* **QUOTED PASSAGE**

◇ ◇ ◇ ◇

Overall antibiogram profile of E. coli isolated from Sonali chicken meat in this study. (Abbreviations: AMP = ampicillin, AMC = amoxicillin-clavulanate, E = erythromycin, CAZ = ceftazidime, CPD = cefpodoxime, CTR = ceftriaxone, GEN = gentamicin, TE = tetracycline, CIP = ciprofloxacin, LE = levofloxacin, COT = co-trimoxa-sulphate, C = chloramphenicol).
Resistance profile of EPEC and non-EPEC
We further categorized the antibiogram profile of E. coli from Sonali chicken meat into EPEC and non-EPEC, classifying them as resistant (Fig. 4), intermediate, or sensitive (Figures S2 and S3). We found that all isolates (100%) were resistant to ampicillin, with high resistance to erythromycin (87.59%), cefpodoxime (84.59%), and ceftazidime (83.08%), and the lowest resistance to amoxicillin-clavulanate (3%). EPEC isolates exhibited high resistance to erythromycin (90.48%) and co-trimoxazole (76.19%), but lower resistance to cefpodoxime (57.14%) and ceftriaxone (0%) compared to non-EPEC isolates.
Resistance profile of E. coli isolates from Sonali chicken meat, comparing EPEC and non-EPEC strains in this study; ns = non-significant; * p < 0.05, ** p < 0.01, *** p < 0.001.
Non-EPEC isolates had higher resistance to cefpodoxime (86.94%) and lower resistance to ciprofloxacin (10.20%) and chloramphenicol (41.63%). Statistical analysis revealed significant associations between pathotype and resistance rates for amoxicillin-clavulanate (p < 0.05), cefpodoxime (p < 0.01), ciprofloxacin (p < 0.001), and chloramphenicol (p < 0.05).

◇ ◇ ◇ ◇

Page segmentation data:
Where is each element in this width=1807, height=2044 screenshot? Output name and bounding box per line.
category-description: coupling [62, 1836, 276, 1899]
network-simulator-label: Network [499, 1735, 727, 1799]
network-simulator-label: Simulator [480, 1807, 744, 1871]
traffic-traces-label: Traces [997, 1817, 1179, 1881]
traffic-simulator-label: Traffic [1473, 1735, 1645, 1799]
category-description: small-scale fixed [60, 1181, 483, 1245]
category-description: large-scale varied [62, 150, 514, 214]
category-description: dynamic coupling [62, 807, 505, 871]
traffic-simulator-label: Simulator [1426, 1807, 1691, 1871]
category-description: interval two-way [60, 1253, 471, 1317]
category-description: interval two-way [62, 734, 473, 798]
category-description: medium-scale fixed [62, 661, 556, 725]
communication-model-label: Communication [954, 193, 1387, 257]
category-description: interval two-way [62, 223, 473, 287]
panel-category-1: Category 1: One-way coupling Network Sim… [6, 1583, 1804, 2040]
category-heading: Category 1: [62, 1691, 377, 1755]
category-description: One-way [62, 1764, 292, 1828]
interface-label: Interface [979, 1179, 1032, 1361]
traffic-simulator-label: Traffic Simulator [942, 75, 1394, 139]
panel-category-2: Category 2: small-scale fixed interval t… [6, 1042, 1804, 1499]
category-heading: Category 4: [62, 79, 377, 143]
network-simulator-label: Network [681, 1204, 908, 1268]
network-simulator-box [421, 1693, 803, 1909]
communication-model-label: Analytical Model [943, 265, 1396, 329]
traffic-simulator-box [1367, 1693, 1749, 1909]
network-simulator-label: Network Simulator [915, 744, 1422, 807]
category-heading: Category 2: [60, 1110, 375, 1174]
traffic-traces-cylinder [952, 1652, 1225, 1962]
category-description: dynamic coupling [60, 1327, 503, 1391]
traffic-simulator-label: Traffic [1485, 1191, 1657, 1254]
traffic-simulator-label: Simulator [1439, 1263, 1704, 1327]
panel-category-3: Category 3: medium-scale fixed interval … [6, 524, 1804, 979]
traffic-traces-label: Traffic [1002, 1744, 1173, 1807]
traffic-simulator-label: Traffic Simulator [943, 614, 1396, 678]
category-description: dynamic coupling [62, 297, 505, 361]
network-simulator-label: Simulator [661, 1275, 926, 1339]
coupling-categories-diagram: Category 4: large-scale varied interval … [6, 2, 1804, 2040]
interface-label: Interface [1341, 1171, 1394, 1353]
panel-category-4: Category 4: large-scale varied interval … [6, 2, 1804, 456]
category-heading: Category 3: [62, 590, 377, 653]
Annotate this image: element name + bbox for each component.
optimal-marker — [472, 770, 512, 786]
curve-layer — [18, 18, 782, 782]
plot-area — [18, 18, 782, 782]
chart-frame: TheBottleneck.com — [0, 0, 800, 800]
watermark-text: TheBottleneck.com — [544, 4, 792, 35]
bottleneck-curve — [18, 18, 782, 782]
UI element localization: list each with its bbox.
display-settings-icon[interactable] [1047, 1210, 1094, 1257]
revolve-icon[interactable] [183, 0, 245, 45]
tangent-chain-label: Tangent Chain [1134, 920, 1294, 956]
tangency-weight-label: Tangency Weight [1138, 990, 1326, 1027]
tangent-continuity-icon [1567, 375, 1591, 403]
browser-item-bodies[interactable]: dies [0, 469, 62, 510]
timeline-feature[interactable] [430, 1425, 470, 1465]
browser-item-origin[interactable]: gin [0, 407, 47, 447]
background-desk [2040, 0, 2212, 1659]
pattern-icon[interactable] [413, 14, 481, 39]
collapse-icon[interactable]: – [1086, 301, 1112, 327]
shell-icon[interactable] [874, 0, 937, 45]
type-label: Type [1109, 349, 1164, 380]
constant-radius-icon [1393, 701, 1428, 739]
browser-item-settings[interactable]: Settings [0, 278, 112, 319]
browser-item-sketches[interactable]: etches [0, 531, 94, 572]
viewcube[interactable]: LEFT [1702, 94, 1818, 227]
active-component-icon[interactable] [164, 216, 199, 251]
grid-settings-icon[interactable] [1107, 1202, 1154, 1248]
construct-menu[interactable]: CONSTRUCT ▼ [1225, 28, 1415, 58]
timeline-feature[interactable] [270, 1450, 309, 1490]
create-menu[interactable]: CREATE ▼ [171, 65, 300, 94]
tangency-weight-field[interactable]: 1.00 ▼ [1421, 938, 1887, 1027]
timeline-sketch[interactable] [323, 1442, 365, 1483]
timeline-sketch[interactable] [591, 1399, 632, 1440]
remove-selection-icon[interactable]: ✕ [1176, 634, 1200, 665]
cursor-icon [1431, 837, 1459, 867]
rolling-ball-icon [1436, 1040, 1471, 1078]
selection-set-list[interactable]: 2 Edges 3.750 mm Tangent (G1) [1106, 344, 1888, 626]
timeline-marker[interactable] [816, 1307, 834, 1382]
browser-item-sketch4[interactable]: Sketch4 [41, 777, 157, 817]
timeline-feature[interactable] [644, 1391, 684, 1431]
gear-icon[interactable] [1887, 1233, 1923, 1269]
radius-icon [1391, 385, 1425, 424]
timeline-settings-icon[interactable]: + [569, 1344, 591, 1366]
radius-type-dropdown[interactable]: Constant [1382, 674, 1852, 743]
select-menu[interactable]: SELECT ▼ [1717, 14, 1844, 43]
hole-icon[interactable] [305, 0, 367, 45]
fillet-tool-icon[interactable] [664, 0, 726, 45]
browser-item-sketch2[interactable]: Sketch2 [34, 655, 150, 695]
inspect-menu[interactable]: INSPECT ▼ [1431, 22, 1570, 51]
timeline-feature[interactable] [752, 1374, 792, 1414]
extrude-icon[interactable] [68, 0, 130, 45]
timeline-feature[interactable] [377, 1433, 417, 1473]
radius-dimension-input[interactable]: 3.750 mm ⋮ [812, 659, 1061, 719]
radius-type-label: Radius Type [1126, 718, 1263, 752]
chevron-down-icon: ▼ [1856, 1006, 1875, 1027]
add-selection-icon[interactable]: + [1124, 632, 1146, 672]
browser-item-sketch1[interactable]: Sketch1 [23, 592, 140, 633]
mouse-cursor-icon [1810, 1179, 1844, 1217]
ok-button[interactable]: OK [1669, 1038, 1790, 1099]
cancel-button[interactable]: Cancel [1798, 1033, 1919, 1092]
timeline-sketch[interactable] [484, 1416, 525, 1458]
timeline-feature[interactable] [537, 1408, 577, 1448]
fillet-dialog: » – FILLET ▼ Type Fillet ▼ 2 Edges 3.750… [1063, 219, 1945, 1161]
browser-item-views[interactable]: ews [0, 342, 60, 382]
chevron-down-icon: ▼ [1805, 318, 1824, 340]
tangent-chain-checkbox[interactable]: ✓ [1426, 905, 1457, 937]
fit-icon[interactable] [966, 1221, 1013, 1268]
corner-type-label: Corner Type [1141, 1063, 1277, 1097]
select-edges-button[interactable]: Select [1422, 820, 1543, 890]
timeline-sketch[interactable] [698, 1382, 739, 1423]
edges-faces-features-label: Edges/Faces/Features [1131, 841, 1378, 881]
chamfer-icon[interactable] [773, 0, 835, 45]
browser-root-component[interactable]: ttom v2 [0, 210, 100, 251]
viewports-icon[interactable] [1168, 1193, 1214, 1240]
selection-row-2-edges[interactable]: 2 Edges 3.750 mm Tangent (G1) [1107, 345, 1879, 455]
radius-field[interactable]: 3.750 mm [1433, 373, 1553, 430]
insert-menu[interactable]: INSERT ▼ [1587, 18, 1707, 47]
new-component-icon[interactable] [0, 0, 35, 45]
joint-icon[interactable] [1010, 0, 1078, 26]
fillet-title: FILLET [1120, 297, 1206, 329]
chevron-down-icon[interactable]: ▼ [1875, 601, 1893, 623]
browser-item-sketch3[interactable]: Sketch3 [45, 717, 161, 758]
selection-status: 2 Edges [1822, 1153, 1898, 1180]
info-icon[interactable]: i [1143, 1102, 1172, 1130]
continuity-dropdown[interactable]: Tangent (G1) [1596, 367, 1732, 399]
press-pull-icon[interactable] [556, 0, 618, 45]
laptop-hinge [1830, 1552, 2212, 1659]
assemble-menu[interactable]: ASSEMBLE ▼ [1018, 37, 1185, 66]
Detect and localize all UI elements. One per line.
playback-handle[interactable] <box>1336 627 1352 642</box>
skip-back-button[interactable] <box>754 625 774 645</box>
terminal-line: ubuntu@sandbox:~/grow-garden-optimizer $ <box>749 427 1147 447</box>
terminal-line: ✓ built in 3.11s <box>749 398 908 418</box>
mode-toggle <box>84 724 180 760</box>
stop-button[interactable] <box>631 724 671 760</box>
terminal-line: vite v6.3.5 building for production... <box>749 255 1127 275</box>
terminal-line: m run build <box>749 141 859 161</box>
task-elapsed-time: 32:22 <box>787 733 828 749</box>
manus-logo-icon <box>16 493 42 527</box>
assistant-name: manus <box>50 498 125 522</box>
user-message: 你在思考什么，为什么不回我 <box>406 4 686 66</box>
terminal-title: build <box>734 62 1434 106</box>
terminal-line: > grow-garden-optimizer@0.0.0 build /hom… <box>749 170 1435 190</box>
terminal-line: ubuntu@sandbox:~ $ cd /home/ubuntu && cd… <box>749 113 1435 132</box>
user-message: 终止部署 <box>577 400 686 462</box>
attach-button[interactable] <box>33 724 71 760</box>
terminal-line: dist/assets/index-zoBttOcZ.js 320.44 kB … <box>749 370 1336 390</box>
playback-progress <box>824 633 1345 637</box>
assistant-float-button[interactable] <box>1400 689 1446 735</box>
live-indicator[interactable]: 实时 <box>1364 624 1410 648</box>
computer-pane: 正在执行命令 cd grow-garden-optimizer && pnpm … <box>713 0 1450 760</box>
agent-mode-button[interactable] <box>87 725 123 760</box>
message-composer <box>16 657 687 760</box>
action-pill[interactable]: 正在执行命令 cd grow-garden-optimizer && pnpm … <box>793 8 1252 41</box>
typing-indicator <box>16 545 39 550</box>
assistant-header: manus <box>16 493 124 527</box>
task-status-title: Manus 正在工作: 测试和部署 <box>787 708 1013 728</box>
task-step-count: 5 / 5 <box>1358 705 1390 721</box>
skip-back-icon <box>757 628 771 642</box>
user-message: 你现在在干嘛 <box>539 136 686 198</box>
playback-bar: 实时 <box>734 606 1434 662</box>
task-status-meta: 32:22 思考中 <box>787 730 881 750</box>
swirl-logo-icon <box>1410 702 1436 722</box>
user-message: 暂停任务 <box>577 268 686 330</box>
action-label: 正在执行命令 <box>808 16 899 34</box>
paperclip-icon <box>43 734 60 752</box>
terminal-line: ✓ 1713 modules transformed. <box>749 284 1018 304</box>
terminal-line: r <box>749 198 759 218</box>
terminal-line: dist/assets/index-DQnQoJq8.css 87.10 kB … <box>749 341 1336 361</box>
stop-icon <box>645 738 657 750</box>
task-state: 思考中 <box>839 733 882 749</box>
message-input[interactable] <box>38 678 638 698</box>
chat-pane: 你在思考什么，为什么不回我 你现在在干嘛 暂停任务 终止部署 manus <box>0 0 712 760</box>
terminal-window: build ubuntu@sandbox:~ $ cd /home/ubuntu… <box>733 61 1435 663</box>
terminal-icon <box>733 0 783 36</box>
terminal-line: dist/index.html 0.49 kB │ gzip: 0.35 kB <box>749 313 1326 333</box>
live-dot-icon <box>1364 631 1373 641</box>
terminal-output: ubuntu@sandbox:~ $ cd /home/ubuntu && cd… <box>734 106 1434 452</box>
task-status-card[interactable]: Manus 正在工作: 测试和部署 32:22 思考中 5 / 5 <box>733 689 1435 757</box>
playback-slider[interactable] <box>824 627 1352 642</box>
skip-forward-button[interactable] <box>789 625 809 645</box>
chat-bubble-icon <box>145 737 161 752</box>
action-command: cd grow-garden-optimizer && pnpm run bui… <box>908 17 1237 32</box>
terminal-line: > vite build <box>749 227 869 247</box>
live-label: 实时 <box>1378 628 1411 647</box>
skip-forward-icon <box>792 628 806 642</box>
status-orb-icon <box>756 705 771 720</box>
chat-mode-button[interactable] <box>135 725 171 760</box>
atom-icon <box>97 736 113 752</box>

◇ ◇ ◇ ◇

* **EXERCISE 1**
Duplicate the passage on E. coli resistance in Sonali chicken meat word for word, starting at "Non-EPEC isolates had" and ending at "chloramphenicol (p < 0.05).".
* **EXERCISE 2**
Go on with the passage on E. coli resistance in Sonali chicken meat from the point where it stops.
The rows are not needed.

* **RESPONSE AREA 1**
Non-EPEC isolates had higher resistance to cefpodoxime (86.94%) and lower resistance to ciprofloxacin (10.20%) and chloramphenicol (41.63%). Statistical analysis revealed significant associations between pathotype and resistance rates for amoxicillin-clavulanate (p < 0.05), cefpodoxime (p < 0.01), ciprofloxacin (p < 0.001), and chloramphenicol (p < 0.05).

* **RESPONSE AREA 2**
Phenotypic resistance profile
A total of 51 distinct phenotypic resistance patterns were observed among the E. coli isolates (Fig. 5). The most common pattern, AMP-E-CAZ-CPD-TE-COT, was found in 55 isolates, followed by AMP-E-CAZ-CPD in 22 isolates, AMP-E-CAZ-CPD-C in 15 isolates, and AMP-E-CAZ-CPD-GEN-COT in 11 isolates. These resistance patterns are summarized in a heatmap (Fig. 5). Hierarchical clustering showed that E. coli isolates were more sensitive to chloramphenicol, gentamicin, ceftriaxone, levofloxacin, amoxicillin-clavulanate, and ciprofloxacin, while they were comparatively more resistant to ampicillin, cefpodoxime, erythromycin, ceftazidime, tetracycline, and co-trimoxazole.
Heatmap showing the phenotypic resistance profile with clustering of antibiotics and E. coli isolates from Sonali chicken meat. (Abbreviations: AMP = ampicillin, AMC = amoxicillin-clavulanate, E = erythromycin, CAZ = ceftazidime, CPD = cefpodoxime, CTR = ceftriaxone, GEN = gentamicin, TE = tetracycline, CIP = ciprofloxacin, LE = levofloxacin, COT = co-trimoxa-sulphate, and C = chloramphenicol).
Prevalence of ESBL-producing E. coli isolates based on DDST
Out of the 266 E. coli isolates, we found that 111 (41.73%) were positive for ESBL based on the DDST (Fig. 6). Among the EPEC isolates, only 3 (14.29%) tested positive for ESBL, while 108 (44.08%) of the non-EPEC isolates were ESBL-positive. We observed a significant difference (p < 0.05) between the rate of ESBL-positive isolates and their pathotypes, with non-EPEC isolates being significantly more positive for ESBL production compared to the EPEC isolates. The prevalence of ESBL-producing E. coli between EPEC and non-EPEC groups across six different upazilas of the Narsingdi district is demonstrated in Figure S4.
(a) Antibiotic sensitivity test reading; (b) Synergy between amoxicillin-clavulanate and ceftriaxone, indicating ESBL production, as part of the assessment of the prevalence of ESBL-producing E. coli isolates based on the double disc synergy test in this study.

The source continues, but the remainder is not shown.